Stated problem »
Look through the data below. Collect every line where the word "Layout" occurs.

Records from a collection of figures
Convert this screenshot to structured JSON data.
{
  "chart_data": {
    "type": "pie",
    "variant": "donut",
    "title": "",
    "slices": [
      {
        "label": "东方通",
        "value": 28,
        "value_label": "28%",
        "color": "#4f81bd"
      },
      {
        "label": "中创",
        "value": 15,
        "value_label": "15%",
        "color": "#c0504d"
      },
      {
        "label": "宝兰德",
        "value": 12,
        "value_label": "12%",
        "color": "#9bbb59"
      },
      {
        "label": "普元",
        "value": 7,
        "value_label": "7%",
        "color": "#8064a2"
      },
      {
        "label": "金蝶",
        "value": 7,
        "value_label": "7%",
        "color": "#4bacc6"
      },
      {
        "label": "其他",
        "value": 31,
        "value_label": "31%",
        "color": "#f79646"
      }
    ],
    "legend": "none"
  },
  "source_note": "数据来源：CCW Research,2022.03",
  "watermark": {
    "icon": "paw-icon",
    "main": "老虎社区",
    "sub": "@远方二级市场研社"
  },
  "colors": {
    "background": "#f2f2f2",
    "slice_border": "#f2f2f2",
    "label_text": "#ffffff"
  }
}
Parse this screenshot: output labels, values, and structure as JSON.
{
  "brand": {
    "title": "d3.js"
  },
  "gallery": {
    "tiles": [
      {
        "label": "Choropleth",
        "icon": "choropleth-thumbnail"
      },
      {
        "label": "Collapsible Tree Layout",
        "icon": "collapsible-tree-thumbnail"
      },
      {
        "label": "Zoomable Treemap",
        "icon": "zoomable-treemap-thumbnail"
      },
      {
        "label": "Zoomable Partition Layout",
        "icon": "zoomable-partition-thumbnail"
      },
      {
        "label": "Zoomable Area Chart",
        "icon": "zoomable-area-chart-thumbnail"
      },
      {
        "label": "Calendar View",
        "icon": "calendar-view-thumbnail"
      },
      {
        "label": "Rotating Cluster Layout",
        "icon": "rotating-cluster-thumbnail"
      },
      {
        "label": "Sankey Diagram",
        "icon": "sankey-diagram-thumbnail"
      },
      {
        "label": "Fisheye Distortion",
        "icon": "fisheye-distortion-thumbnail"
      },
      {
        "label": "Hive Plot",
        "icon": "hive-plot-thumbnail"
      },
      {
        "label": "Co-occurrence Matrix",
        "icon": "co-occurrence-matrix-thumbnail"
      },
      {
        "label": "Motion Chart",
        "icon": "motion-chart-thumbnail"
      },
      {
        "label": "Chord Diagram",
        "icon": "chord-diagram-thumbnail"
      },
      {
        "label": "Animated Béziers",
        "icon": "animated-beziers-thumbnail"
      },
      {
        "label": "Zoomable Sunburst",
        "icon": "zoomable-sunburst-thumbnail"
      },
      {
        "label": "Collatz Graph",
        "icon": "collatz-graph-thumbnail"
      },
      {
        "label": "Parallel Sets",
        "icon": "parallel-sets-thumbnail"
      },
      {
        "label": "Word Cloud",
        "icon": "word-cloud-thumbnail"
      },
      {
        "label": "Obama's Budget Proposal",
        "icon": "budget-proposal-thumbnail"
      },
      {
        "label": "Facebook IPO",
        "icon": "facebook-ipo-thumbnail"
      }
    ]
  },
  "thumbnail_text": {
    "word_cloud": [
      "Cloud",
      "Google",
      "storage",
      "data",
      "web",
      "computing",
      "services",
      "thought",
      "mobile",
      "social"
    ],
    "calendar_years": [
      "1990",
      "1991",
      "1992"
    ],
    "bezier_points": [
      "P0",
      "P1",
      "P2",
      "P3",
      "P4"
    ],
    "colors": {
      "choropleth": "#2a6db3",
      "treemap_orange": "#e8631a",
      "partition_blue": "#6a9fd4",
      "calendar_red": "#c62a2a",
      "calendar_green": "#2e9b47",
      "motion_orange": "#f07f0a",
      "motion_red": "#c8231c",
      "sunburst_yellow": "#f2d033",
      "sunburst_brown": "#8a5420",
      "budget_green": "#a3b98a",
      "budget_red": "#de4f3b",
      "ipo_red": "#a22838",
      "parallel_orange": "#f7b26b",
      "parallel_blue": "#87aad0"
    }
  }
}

Answer to this problem »
        "label": "Collapsible Tree Layout",
        "label": "Zoomable Partition Layout",
        "label": "Rotating Cluster Layout",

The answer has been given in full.